• **Given exercise**
What follows is a listing; restate every line of it word for word.

[Dataset entries on figures]

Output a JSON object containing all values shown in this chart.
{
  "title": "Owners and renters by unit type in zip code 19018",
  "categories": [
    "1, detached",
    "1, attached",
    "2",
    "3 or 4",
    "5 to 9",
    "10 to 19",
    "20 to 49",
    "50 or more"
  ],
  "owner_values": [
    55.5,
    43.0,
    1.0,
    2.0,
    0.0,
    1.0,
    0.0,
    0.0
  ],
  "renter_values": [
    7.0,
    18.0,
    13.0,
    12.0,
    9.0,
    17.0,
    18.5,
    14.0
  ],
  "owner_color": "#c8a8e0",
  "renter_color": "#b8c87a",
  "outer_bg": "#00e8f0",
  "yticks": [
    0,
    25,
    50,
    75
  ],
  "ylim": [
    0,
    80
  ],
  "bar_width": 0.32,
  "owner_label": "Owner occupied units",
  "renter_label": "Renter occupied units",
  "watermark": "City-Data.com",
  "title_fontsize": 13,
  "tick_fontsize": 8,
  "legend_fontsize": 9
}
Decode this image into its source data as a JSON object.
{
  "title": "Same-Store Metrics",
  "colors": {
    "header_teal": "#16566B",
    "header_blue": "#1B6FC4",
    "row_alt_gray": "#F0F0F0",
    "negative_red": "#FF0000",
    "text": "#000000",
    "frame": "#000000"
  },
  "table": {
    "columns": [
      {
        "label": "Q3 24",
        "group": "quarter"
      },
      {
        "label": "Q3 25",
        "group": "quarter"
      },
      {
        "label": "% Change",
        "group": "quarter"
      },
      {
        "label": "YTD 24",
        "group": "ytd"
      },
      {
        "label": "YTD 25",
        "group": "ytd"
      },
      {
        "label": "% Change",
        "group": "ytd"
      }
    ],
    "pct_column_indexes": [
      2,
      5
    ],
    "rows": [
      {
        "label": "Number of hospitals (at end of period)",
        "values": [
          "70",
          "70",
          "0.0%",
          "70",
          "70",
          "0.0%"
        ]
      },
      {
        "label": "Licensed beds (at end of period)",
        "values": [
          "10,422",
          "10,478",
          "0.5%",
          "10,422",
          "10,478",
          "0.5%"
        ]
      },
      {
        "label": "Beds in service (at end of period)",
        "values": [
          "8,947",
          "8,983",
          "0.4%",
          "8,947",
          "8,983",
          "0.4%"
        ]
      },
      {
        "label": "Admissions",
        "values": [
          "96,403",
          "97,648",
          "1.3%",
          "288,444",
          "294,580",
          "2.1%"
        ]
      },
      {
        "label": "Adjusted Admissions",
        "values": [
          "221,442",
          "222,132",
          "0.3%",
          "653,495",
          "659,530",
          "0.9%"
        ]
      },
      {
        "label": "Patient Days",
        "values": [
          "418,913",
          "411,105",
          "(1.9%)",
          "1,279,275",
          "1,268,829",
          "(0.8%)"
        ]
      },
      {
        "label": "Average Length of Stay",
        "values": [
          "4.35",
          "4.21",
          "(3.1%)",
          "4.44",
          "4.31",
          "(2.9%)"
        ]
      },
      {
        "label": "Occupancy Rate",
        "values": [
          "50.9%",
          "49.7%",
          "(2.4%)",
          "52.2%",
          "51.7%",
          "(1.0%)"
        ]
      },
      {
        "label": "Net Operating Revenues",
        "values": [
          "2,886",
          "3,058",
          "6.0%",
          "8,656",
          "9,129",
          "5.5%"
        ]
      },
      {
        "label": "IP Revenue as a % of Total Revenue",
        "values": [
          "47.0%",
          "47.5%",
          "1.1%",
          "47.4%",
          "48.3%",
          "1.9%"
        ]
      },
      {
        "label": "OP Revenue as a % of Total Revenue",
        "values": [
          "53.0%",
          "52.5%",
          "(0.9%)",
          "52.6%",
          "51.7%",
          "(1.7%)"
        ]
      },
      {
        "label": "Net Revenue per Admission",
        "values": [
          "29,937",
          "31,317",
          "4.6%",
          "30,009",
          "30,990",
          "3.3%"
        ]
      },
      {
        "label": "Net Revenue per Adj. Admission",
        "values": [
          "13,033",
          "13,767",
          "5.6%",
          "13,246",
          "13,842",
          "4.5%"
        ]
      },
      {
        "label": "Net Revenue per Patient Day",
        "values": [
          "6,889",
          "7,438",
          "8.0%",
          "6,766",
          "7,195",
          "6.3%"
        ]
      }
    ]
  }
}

• **Exercise result**
Output a JSON object containing all values shown in this chart.
{
  "title": "Owners and renters by unit type in zip code 19018",
  "categories": [
    "1, detached",
    "1, attached",
    "2",
    "3 or 4",
    "5 to 9",
    "10 to 19",
    "20 to 49",
    "50 or more"
  ],
  "owner_values": [
    55.5,
    43.0,
    1.0,
    2.0,
    0.0,
    1.0,
    0.0,
    0.0
  ],
  "renter_values": [
    7.0,
    18.0,
    13.0,
    12.0,
    9.0,
    17.0,
    18.5,
    14.0
  ],
  "owner_color": "#c8a8e0",
  "renter_color": "#b8c87a",
  "outer_bg": "#00e8f0",
  "yticks": [
    0,
    25,
    50,
    75
  ],
  "ylim": [
    0,
    80
  ],
  "bar_width": 0.32,
  "owner_label": "Owner occupied units",
  "renter_label": "Renter occupied units",
  "watermark": "City-Data.com",
  "title_fontsize": 13,
  "tick_fontsize": 8,
  "legend_fontsize": 9
}
Decode this image into its source data as a JSON object.
{
  "title": "Same-Store Metrics",
  "colors": {
    "header_teal": "#16566B",
    "header_blue": "#1B6FC4",
    "row_alt_gray": "#F0F0F0",
    "negative_red": "#FF0000",
    "text": "#000000",
    "frame": "#000000"
  },
  "table": {
    "columns": [
      {
        "label": "Q3 24",
        "group": "quarter"
      },
      {
        "label": "Q3 25",
        "group": "quarter"
      },
      {
        "label": "% Change",
        "group": "quarter"
      },
      {
        "label": "YTD 24",
        "group": "ytd"
      },
      {
        "label": "YTD 25",
        "group": "ytd"
      },
      {
        "label": "% Change",
        "group": "ytd"
      }
    ],
    "pct_column_indexes": [
      2,
      5
    ],
    "rows": [
      {
        "label": "Number of hospitals (at end of period)",
        "values": [
          "70",
          "70",
          "0.0%",
          "70",
          "70",
          "0.0%"
        ]
      },
      {
        "label": "Licensed beds (at end of period)",
        "values": [
          "10,422",
          "10,478",
          "0.5%",
          "10,422",
          "10,478",
          "0.5%"
        ]
      },
      {
        "label": "Beds in service (at end of period)",
        "values": [
          "8,947",
          "8,983",
          "0.4%",
          "8,947",
          "8,983",
          "0.4%"
        ]
      },
      {
        "label": "Admissions",
        "values": [
          "96,403",
          "97,648",
          "1.3%",
          "288,444",
          "294,580",
          "2.1%"
        ]
      },
      {
        "label": "Adjusted Admissions",
        "values": [
          "221,442",
          "222,132",
          "0.3%",
          "653,495",
          "659,530",
          "0.9%"
        ]
      },
      {
        "label": "Patient Days",
        "values": [
          "418,913",
          "411,105",
          "(1.9%)",
          "1,279,275",
          "1,268,829",
          "(0.8%)"
        ]
      },
      {
        "label": "Average Length of Stay",
        "values": [
          "4.35",
          "4.21",
          "(3.1%)",
          "4.44",
          "4.31",
          "(2.9%)"
        ]
      },
      {
        "label": "Occupancy Rate",
        "values": [
          "50.9%",
          "49.7%",
          "(2.4%)",
          "52.2%",
          "51.7%",
          "(1.0%)"
        ]
      },
      {
        "label": "Net Operating Revenues",
        "values": [
          "2,886",
          "3,058",
          "6.0%",
          "8,656",
          "9,129",
          "5.5%"
        ]
      },
      {
        "label": "IP Revenue as a % of Total Revenue",
        "values": [
          "47.0%",
          "47.5%",
          "1.1%",
          "47.4%",
          "48.3%",
          "1.9%"
        ]
      },
      {
        "label": "OP Revenue as a % of Total Revenue",
        "values": [
          "53.0%",
          "52.5%",
          "(0.9%)",
          "52.6%",
          "51.7%",
          "(1.7%)"
        ]
      },
      {
        "label": "Net Revenue per Admission",
        "values": [
          "29,937",
          "31,317",
          "4.6%",
          "30,009",
          "30,990",
          "3.3%"
        ]
      },
      {
        "label": "Net Revenue per Adj. Admission",
        "values": [
          "13,033",
          "13,767",
          "5.6%",
          "13,246",
          "13,842",
          "4.5%"
        ]
      },
      {
        "label": "Net Revenue per Patient Day",
        "values": [
          "6,889",
          "7,438",
          "8.0%",
          "6,766",
          "7,195",
          "6.3%"
        ]
      }
    ]
  }
}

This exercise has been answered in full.